(EXERCISE TASK)
Collect every line below that contains the word "случае".

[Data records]
###

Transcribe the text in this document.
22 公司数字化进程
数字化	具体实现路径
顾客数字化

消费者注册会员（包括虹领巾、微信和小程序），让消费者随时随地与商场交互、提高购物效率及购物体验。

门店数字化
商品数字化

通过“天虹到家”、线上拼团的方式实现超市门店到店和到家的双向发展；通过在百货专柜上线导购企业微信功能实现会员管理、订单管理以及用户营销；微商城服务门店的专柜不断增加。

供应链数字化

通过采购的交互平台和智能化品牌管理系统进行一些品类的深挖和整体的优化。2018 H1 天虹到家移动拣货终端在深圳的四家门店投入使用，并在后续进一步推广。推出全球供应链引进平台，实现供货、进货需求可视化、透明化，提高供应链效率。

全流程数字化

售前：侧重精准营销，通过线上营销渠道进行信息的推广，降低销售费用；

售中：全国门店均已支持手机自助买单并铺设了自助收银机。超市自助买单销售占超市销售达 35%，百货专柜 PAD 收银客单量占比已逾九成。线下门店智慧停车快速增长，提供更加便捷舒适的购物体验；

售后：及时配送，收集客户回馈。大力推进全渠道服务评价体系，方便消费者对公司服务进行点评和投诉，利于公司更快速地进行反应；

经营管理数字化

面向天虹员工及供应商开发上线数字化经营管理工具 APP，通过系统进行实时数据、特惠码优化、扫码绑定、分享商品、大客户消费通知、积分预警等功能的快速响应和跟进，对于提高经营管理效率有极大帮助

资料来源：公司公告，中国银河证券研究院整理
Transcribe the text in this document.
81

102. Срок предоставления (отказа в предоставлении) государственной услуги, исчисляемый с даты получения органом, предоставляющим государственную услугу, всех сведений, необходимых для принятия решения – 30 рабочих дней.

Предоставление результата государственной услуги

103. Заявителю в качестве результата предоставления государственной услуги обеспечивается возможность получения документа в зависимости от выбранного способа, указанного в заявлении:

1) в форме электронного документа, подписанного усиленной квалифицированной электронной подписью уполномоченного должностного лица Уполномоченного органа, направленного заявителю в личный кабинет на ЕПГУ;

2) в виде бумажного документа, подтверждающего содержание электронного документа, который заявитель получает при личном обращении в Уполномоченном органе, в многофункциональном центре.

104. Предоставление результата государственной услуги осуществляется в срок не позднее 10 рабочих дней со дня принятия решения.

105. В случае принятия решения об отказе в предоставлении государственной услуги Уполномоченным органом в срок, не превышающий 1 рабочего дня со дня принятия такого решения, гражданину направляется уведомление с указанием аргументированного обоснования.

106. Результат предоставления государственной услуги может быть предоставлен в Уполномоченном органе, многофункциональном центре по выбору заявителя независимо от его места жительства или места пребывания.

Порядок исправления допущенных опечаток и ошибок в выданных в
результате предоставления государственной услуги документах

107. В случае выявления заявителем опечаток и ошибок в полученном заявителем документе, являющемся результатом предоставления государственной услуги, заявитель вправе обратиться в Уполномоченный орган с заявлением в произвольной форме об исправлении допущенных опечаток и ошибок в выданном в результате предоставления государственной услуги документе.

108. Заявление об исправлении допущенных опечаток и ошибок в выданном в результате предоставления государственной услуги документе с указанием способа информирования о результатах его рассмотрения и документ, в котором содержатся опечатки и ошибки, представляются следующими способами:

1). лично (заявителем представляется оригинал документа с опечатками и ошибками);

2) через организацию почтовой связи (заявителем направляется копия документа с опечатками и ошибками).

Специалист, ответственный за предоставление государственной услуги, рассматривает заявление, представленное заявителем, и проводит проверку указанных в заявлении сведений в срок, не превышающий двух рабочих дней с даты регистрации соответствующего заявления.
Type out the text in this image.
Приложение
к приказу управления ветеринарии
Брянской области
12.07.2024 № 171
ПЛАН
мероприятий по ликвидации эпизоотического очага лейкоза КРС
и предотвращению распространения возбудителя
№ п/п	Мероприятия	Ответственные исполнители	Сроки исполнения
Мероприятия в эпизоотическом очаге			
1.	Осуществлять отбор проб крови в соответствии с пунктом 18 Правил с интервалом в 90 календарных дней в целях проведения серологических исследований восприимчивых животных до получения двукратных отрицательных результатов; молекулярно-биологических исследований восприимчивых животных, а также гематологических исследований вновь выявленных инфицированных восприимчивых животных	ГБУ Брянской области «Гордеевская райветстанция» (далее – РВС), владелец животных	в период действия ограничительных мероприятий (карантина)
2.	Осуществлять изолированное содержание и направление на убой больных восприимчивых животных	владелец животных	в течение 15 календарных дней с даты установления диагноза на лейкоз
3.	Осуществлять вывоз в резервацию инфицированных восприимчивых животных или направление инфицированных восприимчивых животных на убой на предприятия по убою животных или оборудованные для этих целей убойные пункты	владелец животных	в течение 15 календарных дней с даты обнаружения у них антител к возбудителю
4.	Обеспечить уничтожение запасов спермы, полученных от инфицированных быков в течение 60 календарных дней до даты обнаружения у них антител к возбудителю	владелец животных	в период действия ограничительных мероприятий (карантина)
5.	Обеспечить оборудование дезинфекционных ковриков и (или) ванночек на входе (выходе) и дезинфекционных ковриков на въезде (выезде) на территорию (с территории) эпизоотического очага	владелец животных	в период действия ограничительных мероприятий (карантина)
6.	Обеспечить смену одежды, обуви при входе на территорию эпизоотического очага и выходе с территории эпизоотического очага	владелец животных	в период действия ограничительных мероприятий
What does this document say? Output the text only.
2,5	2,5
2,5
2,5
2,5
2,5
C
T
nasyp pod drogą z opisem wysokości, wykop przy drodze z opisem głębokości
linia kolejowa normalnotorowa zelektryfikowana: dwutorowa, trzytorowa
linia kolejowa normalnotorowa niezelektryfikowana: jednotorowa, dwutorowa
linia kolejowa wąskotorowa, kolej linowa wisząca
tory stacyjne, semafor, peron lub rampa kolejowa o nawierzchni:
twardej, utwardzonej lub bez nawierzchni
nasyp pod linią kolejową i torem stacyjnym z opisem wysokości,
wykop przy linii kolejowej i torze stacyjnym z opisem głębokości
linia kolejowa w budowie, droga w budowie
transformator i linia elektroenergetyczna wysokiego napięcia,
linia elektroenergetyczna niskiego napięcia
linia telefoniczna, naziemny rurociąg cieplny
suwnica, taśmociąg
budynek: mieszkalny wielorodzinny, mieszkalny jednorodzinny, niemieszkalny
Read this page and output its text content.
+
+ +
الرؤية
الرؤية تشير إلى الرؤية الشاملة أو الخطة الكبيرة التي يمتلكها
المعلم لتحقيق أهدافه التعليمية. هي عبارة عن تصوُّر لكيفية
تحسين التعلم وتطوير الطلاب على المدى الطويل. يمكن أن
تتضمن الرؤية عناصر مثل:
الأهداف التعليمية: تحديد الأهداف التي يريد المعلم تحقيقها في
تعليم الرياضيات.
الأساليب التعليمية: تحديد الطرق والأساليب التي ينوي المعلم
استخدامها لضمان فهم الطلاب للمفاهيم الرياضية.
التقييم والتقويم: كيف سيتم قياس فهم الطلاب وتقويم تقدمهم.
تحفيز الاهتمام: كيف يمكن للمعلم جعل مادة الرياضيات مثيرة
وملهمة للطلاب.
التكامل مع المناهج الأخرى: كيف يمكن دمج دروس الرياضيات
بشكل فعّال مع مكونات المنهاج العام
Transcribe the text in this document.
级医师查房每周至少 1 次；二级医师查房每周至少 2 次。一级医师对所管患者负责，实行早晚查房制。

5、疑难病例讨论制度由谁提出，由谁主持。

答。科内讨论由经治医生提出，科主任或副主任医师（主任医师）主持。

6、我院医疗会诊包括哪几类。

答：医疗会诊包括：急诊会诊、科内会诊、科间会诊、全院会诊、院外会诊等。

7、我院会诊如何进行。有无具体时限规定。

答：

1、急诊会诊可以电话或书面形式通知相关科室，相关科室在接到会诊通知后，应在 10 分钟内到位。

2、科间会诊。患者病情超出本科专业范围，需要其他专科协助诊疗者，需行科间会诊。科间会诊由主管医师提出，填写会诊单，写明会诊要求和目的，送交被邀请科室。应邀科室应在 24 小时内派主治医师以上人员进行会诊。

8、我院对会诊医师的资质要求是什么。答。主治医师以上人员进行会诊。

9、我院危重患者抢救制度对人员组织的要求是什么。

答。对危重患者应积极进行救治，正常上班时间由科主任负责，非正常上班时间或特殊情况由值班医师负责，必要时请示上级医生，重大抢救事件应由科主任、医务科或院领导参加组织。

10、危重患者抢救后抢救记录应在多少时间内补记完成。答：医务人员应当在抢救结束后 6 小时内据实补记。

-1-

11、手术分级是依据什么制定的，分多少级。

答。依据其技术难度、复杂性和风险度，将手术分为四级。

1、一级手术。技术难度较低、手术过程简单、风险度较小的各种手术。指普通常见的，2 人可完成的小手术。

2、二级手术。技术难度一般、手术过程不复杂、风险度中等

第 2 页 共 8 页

###

(SOLUTION FOR THIS PROBLEM)
105. В случае принятия решения об отказе в предоставлении государственной услуги Уполномоченным органом в срок, не превышающий 1 рабочего дня со дня принятия такого решения, гражданину направляется уведомление с указанием аргументированного обоснования.
107. В случае выявления заявителем опечаток и ошибок в полученном заявителем документе, являющемся результатом предоставления государственной услуги, заявитель вправе обратиться в Уполномоченный орган с заявлением в произвольной форме об исправлении допущенных опечаток и ошибок в выданном в результате предоставления государственной услуги документе.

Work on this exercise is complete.